» WRITTEN EXERCISE
Using the listing below, please gather every line containing the word "Operations".

Source data
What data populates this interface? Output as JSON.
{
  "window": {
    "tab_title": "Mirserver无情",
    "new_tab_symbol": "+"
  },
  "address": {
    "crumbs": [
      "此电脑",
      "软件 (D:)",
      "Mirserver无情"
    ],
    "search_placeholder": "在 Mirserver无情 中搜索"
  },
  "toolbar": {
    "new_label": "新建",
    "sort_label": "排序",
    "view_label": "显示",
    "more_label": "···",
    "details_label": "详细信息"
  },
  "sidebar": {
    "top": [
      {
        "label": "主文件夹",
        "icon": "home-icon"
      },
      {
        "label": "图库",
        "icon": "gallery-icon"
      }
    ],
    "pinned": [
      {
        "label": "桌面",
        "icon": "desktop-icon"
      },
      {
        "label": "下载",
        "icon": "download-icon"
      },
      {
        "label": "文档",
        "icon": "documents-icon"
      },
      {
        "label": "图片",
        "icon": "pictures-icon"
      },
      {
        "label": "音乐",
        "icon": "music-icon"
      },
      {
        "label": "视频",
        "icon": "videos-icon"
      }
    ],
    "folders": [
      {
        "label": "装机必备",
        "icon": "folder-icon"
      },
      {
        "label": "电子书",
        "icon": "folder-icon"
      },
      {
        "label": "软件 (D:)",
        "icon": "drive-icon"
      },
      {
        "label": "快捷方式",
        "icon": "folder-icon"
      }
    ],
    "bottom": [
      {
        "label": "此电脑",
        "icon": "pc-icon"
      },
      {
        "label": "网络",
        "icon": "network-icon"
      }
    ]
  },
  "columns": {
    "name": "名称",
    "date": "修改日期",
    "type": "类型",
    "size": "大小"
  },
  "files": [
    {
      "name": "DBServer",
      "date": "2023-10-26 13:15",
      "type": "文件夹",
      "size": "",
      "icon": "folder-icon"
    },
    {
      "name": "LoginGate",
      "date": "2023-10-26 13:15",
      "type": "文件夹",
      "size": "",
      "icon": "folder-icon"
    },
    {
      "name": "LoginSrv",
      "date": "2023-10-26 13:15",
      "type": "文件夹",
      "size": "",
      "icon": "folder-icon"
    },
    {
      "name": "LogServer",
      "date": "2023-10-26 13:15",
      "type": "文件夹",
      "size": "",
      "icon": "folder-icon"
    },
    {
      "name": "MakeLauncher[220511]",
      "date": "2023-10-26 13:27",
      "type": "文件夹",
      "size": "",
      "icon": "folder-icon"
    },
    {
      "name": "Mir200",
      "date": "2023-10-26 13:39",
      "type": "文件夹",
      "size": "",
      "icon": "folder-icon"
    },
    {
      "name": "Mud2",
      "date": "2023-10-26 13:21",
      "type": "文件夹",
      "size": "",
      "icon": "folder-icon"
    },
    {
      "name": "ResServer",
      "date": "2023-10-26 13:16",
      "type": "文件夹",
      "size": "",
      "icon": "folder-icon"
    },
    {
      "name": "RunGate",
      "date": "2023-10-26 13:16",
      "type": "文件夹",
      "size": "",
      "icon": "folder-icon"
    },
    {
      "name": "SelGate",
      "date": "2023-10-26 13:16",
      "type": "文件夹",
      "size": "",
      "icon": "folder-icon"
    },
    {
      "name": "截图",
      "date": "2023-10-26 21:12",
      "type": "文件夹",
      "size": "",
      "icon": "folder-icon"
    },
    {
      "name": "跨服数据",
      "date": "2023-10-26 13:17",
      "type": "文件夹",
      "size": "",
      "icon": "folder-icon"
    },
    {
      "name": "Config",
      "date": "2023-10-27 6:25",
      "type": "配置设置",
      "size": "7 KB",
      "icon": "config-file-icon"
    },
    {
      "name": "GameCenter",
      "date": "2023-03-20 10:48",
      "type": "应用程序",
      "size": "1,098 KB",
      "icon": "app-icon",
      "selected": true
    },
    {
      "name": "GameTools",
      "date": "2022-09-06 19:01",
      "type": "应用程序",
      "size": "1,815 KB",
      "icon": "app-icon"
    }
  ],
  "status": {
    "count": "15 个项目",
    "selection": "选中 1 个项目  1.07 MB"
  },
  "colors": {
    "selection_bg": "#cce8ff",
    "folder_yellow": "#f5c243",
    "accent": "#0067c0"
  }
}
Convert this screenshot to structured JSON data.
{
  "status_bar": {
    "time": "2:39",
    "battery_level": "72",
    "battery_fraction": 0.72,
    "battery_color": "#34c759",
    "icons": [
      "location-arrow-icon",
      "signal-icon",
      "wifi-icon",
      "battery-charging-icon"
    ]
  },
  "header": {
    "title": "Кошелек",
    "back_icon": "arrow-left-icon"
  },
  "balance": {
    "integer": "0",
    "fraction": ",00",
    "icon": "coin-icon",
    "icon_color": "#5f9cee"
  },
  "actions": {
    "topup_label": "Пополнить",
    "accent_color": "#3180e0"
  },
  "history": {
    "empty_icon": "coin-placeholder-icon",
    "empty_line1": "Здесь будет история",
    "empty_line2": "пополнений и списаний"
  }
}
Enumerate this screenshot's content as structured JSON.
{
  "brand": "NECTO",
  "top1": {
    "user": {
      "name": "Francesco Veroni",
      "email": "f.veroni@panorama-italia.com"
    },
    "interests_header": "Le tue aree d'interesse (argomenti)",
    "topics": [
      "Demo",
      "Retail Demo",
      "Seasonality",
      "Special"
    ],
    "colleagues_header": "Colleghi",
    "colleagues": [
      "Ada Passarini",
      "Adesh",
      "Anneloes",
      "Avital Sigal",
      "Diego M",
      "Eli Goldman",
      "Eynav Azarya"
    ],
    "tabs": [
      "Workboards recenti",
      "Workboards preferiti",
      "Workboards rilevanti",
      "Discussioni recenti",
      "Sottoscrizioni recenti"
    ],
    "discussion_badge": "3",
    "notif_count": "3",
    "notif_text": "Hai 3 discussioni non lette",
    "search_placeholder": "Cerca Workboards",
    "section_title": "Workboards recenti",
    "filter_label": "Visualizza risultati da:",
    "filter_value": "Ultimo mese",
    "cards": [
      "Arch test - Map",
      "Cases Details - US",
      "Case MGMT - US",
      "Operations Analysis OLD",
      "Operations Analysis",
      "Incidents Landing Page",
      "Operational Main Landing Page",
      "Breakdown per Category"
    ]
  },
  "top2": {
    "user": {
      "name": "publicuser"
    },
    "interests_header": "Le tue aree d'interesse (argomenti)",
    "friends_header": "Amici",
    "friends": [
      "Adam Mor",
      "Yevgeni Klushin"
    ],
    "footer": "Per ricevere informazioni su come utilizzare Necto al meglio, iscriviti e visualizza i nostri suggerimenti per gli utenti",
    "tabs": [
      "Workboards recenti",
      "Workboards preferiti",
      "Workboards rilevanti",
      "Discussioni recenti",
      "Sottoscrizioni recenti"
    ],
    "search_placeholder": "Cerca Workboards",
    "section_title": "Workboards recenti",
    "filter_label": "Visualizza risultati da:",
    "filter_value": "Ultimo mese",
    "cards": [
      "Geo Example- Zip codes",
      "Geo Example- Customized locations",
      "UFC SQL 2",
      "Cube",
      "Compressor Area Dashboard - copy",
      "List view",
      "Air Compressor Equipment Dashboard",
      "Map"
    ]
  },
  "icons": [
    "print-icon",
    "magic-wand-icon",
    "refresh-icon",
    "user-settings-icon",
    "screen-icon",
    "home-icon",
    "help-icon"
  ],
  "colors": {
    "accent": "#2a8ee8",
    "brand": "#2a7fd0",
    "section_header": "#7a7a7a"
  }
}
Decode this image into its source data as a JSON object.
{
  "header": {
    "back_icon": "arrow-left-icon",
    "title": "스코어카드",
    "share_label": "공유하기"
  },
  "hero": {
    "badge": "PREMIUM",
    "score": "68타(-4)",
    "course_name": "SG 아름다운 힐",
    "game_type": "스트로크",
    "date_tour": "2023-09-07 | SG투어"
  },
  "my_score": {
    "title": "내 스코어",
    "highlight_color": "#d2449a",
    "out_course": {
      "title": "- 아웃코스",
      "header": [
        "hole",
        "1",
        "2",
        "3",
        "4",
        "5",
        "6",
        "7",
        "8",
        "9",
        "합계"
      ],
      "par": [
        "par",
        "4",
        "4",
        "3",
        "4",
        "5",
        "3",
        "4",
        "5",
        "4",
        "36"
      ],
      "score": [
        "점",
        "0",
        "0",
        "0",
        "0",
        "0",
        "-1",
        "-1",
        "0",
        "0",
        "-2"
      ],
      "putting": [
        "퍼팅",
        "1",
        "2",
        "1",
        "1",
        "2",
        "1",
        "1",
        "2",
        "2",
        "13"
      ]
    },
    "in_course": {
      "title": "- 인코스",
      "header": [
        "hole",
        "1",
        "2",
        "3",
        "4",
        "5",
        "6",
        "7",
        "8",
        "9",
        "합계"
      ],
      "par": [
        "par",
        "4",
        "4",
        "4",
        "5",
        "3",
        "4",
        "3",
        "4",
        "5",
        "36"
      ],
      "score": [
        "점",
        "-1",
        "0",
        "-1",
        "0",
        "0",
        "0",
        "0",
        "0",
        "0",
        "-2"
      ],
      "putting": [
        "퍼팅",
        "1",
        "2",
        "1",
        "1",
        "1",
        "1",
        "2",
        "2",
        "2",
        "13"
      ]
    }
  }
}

» SOLUTION BELOW
      "Operations Analysis OLD",
      "Operations Analysis",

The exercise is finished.